What the task requires: Copy the lines of the data from the one containing "svg-text:Temperature (°C): Temperature" through the one containing "svg-text:Ce2(SO4)3: Ce2(SO4)3 [423, 457, 524, 486]", inclusive, without any changes.

Data extracted from a collection
[start]

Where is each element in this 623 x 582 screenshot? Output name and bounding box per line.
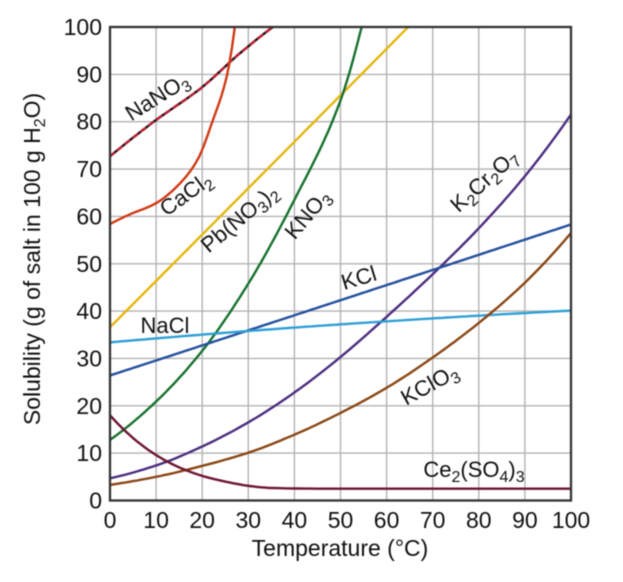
svg-text:Temperature (°C): Temperature (°C) [252, 535, 429, 561]
svg-text:20: 20 [189, 507, 215, 533]
svg-text:0: 0 [104, 507, 117, 533]
svg-text:90: 90 [512, 507, 538, 533]
svg-text:0: 0 [89, 488, 102, 514]
svg-text:100: 100 [64, 14, 102, 40]
svg-text:Ce2(SO4)3: Ce2(SO4)3 [423, 457, 524, 486]
svg-text:10: 10 [143, 507, 169, 533]
svg-text:30: 30 [76, 345, 102, 371]
svg-text:Solubility (g of salt in 100 g: Solubility (g of salt in 100 g H2O) [19, 93, 49, 425]
svg-text:30: 30 [236, 507, 262, 533]
svg-text:80: 80 [466, 507, 492, 533]
svg-text:60: 60 [374, 507, 400, 533]
svg-text:40: 40 [76, 298, 102, 324]
svg-text:100: 100 [552, 507, 590, 533]
svg-text:NaCl: NaCl [141, 313, 190, 338]
svg-text:60: 60 [76, 203, 102, 229]
svg-text:40: 40 [282, 507, 308, 533]
svg-text:10: 10 [76, 440, 102, 466]
svg-text:50: 50 [328, 507, 354, 533]
svg-text:90: 90 [76, 61, 102, 87]
svg-text:50: 50 [76, 251, 102, 277]
svg-text:80: 80 [76, 109, 102, 135]
svg-text:70: 70 [420, 507, 446, 533]
svg-text:20: 20 [76, 393, 102, 419]
svg-text:70: 70 [76, 156, 102, 182]
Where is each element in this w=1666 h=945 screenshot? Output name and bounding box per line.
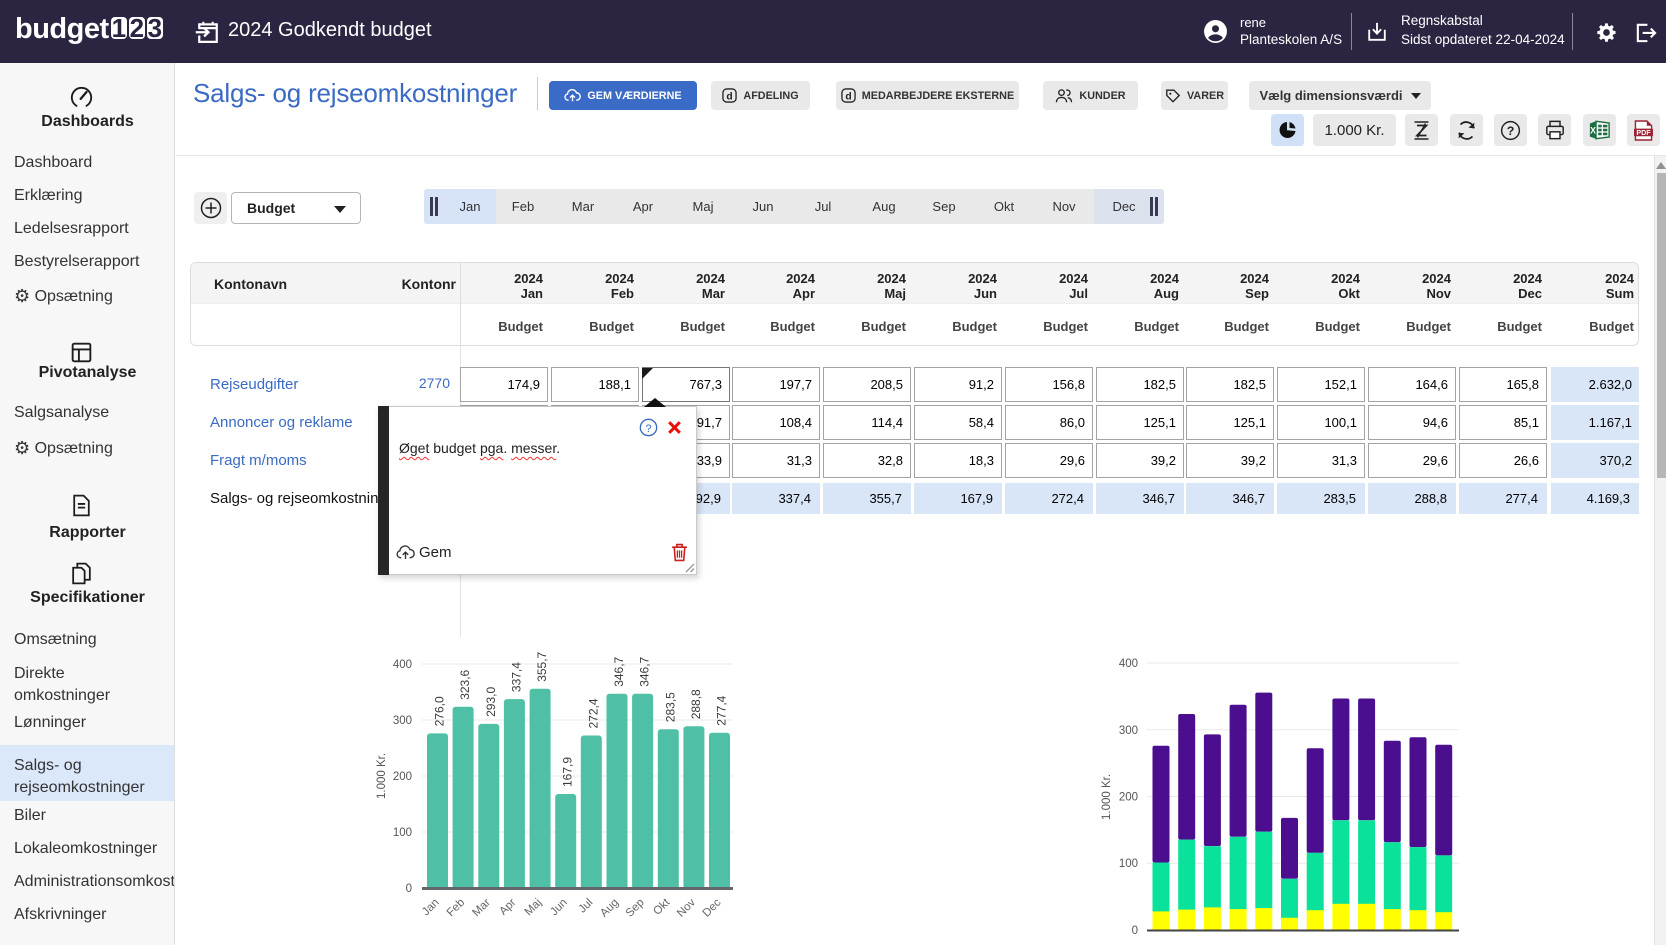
svg-text:Apr: Apr [497, 897, 518, 918]
svg-text:293,0: 293,0 [484, 687, 498, 717]
svg-text:?: ? [645, 423, 651, 435]
svg-text:X: X [1590, 126, 1596, 136]
svg-text:Jul: Jul [577, 897, 596, 916]
svg-text:?: ? [1507, 123, 1515, 137]
svg-text:400: 400 [1119, 658, 1138, 670]
svg-text:323,6: 323,6 [458, 669, 472, 699]
svg-text:Feb: Feb [445, 897, 468, 920]
svg-text:d: d [845, 91, 851, 102]
svg-text:300: 300 [1119, 725, 1138, 737]
svg-text:PDF: PDF [1636, 128, 1651, 136]
svg-text:200: 200 [393, 771, 412, 783]
svg-text:1.000 Kr.: 1.000 Kr. [376, 753, 388, 799]
svg-text:288,8: 288,8 [689, 689, 703, 719]
svg-text:1.000 Kr.: 1.000 Kr. [1101, 774, 1113, 820]
svg-text:283,5: 283,5 [663, 692, 677, 722]
svg-text:Nov: Nov [675, 896, 698, 919]
svg-text:Sep: Sep [624, 897, 647, 920]
svg-text:Dec: Dec [701, 896, 724, 919]
svg-text:Mar: Mar [470, 897, 493, 920]
svg-text:300: 300 [393, 715, 412, 727]
svg-text:346,7: 346,7 [638, 656, 652, 686]
svg-text:272,4: 272,4 [586, 698, 600, 728]
svg-text:400: 400 [393, 659, 412, 671]
svg-text:d: d [727, 91, 733, 102]
svg-text:Jun: Jun [548, 897, 570, 919]
svg-text:167,9: 167,9 [561, 757, 575, 787]
svg-text:Aug: Aug [598, 897, 621, 920]
svg-text:100: 100 [393, 827, 412, 839]
svg-text:277,4: 277,4 [715, 695, 729, 725]
svg-text:0: 0 [1132, 925, 1138, 937]
svg-text:355,7: 355,7 [535, 651, 549, 681]
svg-text:200: 200 [1119, 792, 1138, 804]
svg-text:100: 100 [1119, 858, 1138, 870]
svg-text:0: 0 [406, 883, 412, 895]
svg-text:Jan: Jan [420, 897, 442, 919]
svg-text:276,0: 276,0 [433, 696, 447, 726]
svg-text:346,7: 346,7 [612, 656, 626, 686]
svg-text:Okt: Okt [651, 896, 673, 918]
svg-text:337,4: 337,4 [509, 662, 523, 692]
svg-text:Maj: Maj [523, 897, 545, 919]
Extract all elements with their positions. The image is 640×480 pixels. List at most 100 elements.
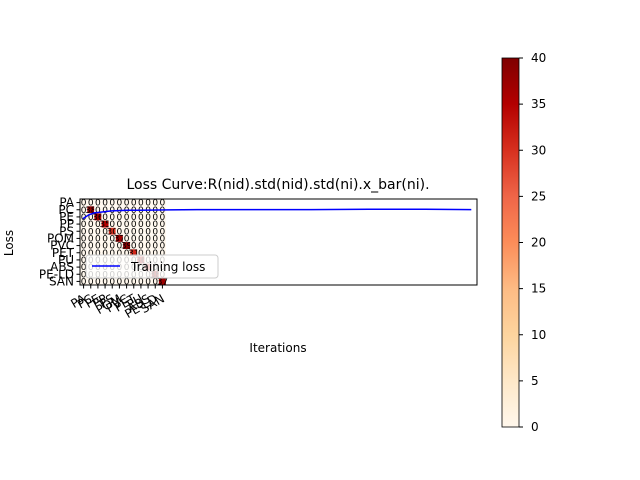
- y-tick-label: PU: [58, 253, 74, 267]
- heatmap-cell-value: 0: [131, 227, 137, 237]
- heatmap-cell-value: 0: [145, 234, 151, 244]
- heatmap-cell-value: 0: [102, 277, 108, 287]
- y-tick-label: PVC: [50, 239, 74, 253]
- heatmap-cell-value: 0: [152, 220, 158, 230]
- heatmap-cell-value: 0: [152, 249, 158, 259]
- heatmap-cell-value: 0: [109, 199, 115, 209]
- y-tick-label: PP: [60, 217, 74, 231]
- heatmap-cell-value: 0: [102, 213, 108, 223]
- heatmap-cell-value: 0: [124, 213, 130, 223]
- heatmap-cell-value: 0: [117, 249, 123, 259]
- heatmap-cell-value: 0: [95, 206, 101, 216]
- x-tick-label: PC: [75, 291, 96, 311]
- heatmap-cell-value: 0: [124, 199, 130, 209]
- heatmap-cell-value: 0: [109, 242, 115, 252]
- heatmap-cell-value: 0: [152, 242, 158, 252]
- x-tick-label: PP: [90, 291, 110, 310]
- heatmap-cell-value: 0: [88, 199, 94, 209]
- heatmap-cell-value: 0: [138, 242, 144, 252]
- heatmap-cell-value: 0: [102, 234, 108, 244]
- heatmap-cell-value: 0: [145, 242, 151, 252]
- y-tick-label: PET: [52, 246, 75, 260]
- y-tick-label: POM: [47, 231, 74, 245]
- colorbar-tick-label: 25: [531, 189, 546, 203]
- y-tick-label: PA: [59, 196, 74, 210]
- heatmap-cell-value: 0: [81, 263, 87, 273]
- heatmap-cell-value: 0: [138, 234, 144, 244]
- heatmap-cell-value: 0: [152, 199, 158, 209]
- heatmap-cell-value: 0: [81, 220, 87, 230]
- heatmap-cell-value: 0: [95, 220, 101, 230]
- heatmap-cell-value: 0: [138, 249, 144, 259]
- x-axis-label: Iterations: [249, 341, 306, 355]
- axes-frame: [79, 198, 478, 286]
- heatmap-cell-value: 0: [152, 227, 158, 237]
- heatmap-cell-value: 0: [152, 234, 158, 244]
- heatmap-cell-value: 39: [121, 242, 133, 252]
- heatmap-cell-value: 0: [138, 213, 144, 223]
- heatmap-cell-value: 0: [95, 249, 101, 259]
- heatmap-cell-value: 37: [114, 234, 125, 244]
- heatmap-cell-value: 0: [109, 220, 115, 230]
- heatmap-cell-value: 0: [124, 220, 130, 230]
- heatmap-cell-value: 0: [81, 234, 87, 244]
- y-tick-label: PE: [59, 210, 74, 224]
- heatmap-cell-value: 0: [131, 277, 137, 287]
- heatmap-cell-value: 0: [160, 227, 166, 237]
- heatmap-cell-value: 0: [109, 213, 115, 223]
- heatmap-cell-value: 0: [160, 242, 166, 252]
- y-tick-label: ABS: [50, 260, 74, 274]
- heatmap-cell-value: 0: [81, 256, 87, 266]
- chart-title: Loss Curve:R(nid).std(nid).std(ni).x_bar…: [126, 177, 429, 193]
- heatmap-cell-value: 0: [109, 277, 115, 287]
- x-tick-label: PA: [68, 291, 88, 311]
- heatmap-cell-value: 0: [160, 249, 166, 259]
- heatmap-cell-value: 0: [109, 234, 115, 244]
- heatmap-cell-value: 0: [160, 220, 166, 230]
- heatmap-cell-value: 37: [157, 277, 168, 287]
- heatmap-cell-value: 0: [88, 213, 94, 223]
- colorbar-tick-label: 0: [531, 420, 539, 434]
- heatmap-cell-value: 0: [88, 234, 94, 244]
- y-tick-label: SAN: [49, 274, 74, 288]
- heatmap-cell-value: 0: [152, 277, 158, 287]
- heatmap-cell-value: 0: [95, 227, 101, 237]
- heatmap-cell-value: 35: [99, 220, 110, 230]
- colorbar-tick-label: 40: [531, 51, 546, 65]
- heatmap-cell-value: 38: [85, 206, 97, 216]
- heatmap-cell-value: 0: [88, 220, 94, 230]
- heatmap-cell-value: 0: [124, 234, 130, 244]
- heatmap-cell-value: 0: [81, 206, 87, 216]
- y-tick-label: PC: [58, 203, 74, 217]
- colorbar: 0 5 10 15 20 25 30 35 40: [501, 51, 546, 434]
- heatmap-cell-value: 0: [88, 277, 94, 287]
- heatmap-cell-value: 0: [81, 270, 87, 280]
- heatmap-cell-value: 0: [102, 199, 108, 209]
- x-tick-label: PE: [83, 291, 103, 311]
- legend-label: Training loss: [130, 260, 205, 274]
- heatmap-cell-value: 0: [160, 206, 166, 216]
- heatmap-cell-value: 0: [81, 277, 87, 287]
- heatmap-cell-value: 0: [117, 220, 123, 230]
- heatmap-cell-value: 0: [131, 213, 137, 223]
- heatmap-cell-value: 0: [95, 277, 101, 287]
- heatmap-cell-value: 0: [138, 277, 144, 287]
- heatmap-cell-value: 0: [117, 213, 123, 223]
- heatmap-cell-value: 0: [102, 242, 108, 252]
- heatmap-cell-value: 0: [117, 199, 123, 209]
- heatmap-cell-value: 0: [145, 213, 151, 223]
- heatmap-cell-value: 0: [88, 242, 94, 252]
- y-axis-label: Loss: [2, 230, 16, 256]
- y-tick-label: PS: [59, 224, 74, 238]
- colorbar-tick-label: 15: [531, 282, 546, 296]
- legend-box: [85, 254, 219, 279]
- colorbar-tick-label: 5: [531, 374, 539, 388]
- heatmap-cell-value: 0: [88, 227, 94, 237]
- heatmap-cell-value: 0: [95, 242, 101, 252]
- heatmap-cell-value: 0: [81, 199, 87, 209]
- heatmap-cell-value: 0: [131, 234, 137, 244]
- heatmap-cell-value: 0: [160, 199, 166, 209]
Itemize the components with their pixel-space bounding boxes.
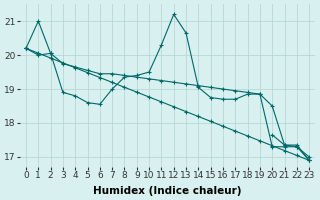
X-axis label: Humidex (Indice chaleur): Humidex (Indice chaleur): [93, 186, 242, 196]
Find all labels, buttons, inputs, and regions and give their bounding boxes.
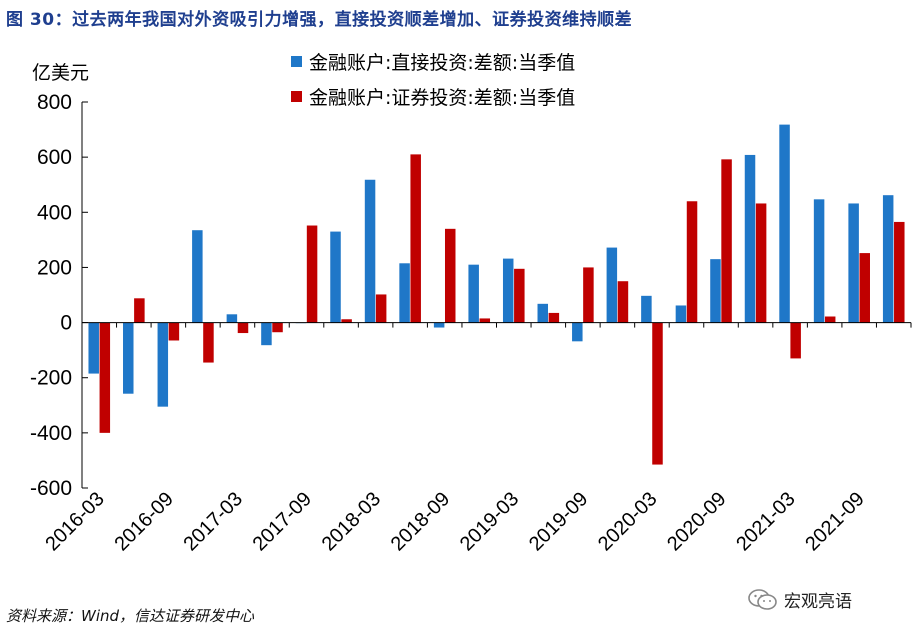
bar-portfolio-investment [652, 322, 663, 465]
bar-direct-investment [710, 259, 721, 323]
legend: 金融账户:直接投资:差额:当季值 金融账户:证券投资:差额:当季值 [291, 52, 575, 109]
source-note: 资料来源：Wind，信达证券研发中心 [6, 607, 255, 625]
bar-portfolio-investment [375, 294, 387, 323]
bar-portfolio-investment [514, 268, 525, 323]
bar-direct-investment [468, 264, 479, 323]
x-tick-label: 2019-03 [456, 488, 523, 555]
bar-direct-investment [226, 314, 238, 323]
y-tick-label: -200 [30, 367, 72, 390]
bar-direct-investment [537, 303, 549, 323]
bar-direct-investment [641, 295, 652, 323]
bar-portfolio-investment [341, 319, 352, 323]
x-tick-label: 2021-03 [732, 488, 799, 555]
bar-direct-investment [606, 247, 618, 323]
bar-direct-investment [848, 203, 859, 323]
bar-portfolio-investment [824, 316, 836, 323]
legend-swatch-direct-investment [291, 56, 302, 67]
bar-portfolio-investment [790, 322, 801, 359]
x-tick-label: 2017-09 [249, 488, 316, 555]
bar-direct-investment [744, 154, 756, 323]
legend-swatch-portfolio-investment [291, 91, 302, 102]
x-tick-label: 2021-09 [801, 488, 868, 555]
x-tick-label: 2018-03 [318, 488, 385, 555]
bar-direct-investment [779, 124, 790, 323]
y-axis-unit-label: 亿美元 [32, 62, 89, 84]
watermark-text: 宏观亮语 [784, 592, 852, 612]
bar-direct-investment [261, 322, 272, 346]
bar-portfolio-investment [479, 318, 491, 323]
bar-direct-investment [502, 258, 514, 323]
x-tick-label: 2020-09 [663, 488, 730, 555]
y-axis: -600 -400 -200 0 200 400 600 800 [30, 91, 88, 500]
x-tick-label: 2016-09 [110, 488, 177, 555]
bar-direct-investment [330, 231, 341, 323]
bar-direct-investment [88, 322, 99, 374]
x-tick-label: 2017-03 [180, 488, 247, 555]
y-tick-label: 800 [37, 91, 72, 114]
y-tick-label: -600 [30, 477, 72, 500]
bar-portfolio-investment [894, 221, 905, 323]
bar-chart: 亿美元 金融账户:直接投资:差额:当季值 金融账户:证券投资:差额:当季值 -6… [30, 52, 912, 555]
x-axis: 2016-03 2016-09 2017-03 2017-09 2018-03 2018-… [41, 322, 912, 555]
bar-portfolio-investment [617, 281, 629, 323]
bar-direct-investment [157, 322, 169, 407]
bar-portfolio-investment [859, 253, 870, 323]
y-tick-label: 600 [37, 146, 72, 169]
bar-portfolio-investment [237, 322, 249, 334]
bar-direct-investment [123, 322, 134, 394]
y-tick-label: 200 [37, 256, 72, 279]
bar-direct-investment [813, 199, 825, 323]
bar-direct-investment [364, 179, 376, 323]
y-tick-label: 400 [37, 201, 72, 224]
bar-portfolio-investment [306, 225, 318, 323]
bar-direct-investment [675, 305, 687, 323]
y-tick-label: -400 [30, 422, 72, 445]
x-tick-label: 2018-09 [387, 488, 454, 555]
y-tick-label: 0 [60, 312, 72, 335]
bar-portfolio-investment [272, 322, 283, 333]
bar-direct-investment [572, 322, 583, 342]
bar-direct-investment [433, 322, 445, 328]
bar-portfolio-investment [444, 228, 456, 323]
bar-portfolio-investment [168, 322, 180, 341]
bars [88, 124, 905, 465]
bar-portfolio-investment [755, 203, 767, 323]
watermark: 宏观亮语 [748, 587, 852, 612]
legend-label-direct-investment: 金融账户:直接投资:差额:当季值 [309, 52, 575, 74]
bar-portfolio-investment [686, 201, 698, 323]
bar-portfolio-investment [134, 298, 145, 323]
x-tick-label: 2019-09 [525, 488, 592, 555]
bar-portfolio-investment [721, 159, 732, 323]
bar-portfolio-investment [410, 154, 421, 323]
wechat-icon [748, 588, 777, 610]
x-tick-label: 2020-03 [594, 488, 661, 555]
bar-portfolio-investment [203, 322, 214, 363]
bar-direct-investment [882, 195, 894, 323]
bar-direct-investment [192, 230, 203, 323]
bar-portfolio-investment [99, 322, 111, 433]
legend-label-portfolio-investment: 金融账户:证券投资:差额:当季值 [309, 87, 575, 109]
bar-portfolio-investment [548, 312, 560, 323]
bar-direct-investment [399, 263, 410, 323]
bar-portfolio-investment [583, 267, 594, 323]
figure-title: 图 30：过去两年我国对外资吸引力增强，直接投资顺差增加、证券投资维持顺差 [6, 10, 633, 30]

[end]

Written reply:
svg-text:Temperature (°C): Temperature (°C) [252, 535, 429, 561]
svg-text:20: 20 [189, 507, 215, 533]
svg-text:0: 0 [104, 507, 117, 533]
svg-text:90: 90 [512, 507, 538, 533]
svg-text:0: 0 [89, 488, 102, 514]
svg-text:100: 100 [64, 14, 102, 40]
svg-text:Ce2(SO4)3: Ce2(SO4)3 [423, 457, 524, 486]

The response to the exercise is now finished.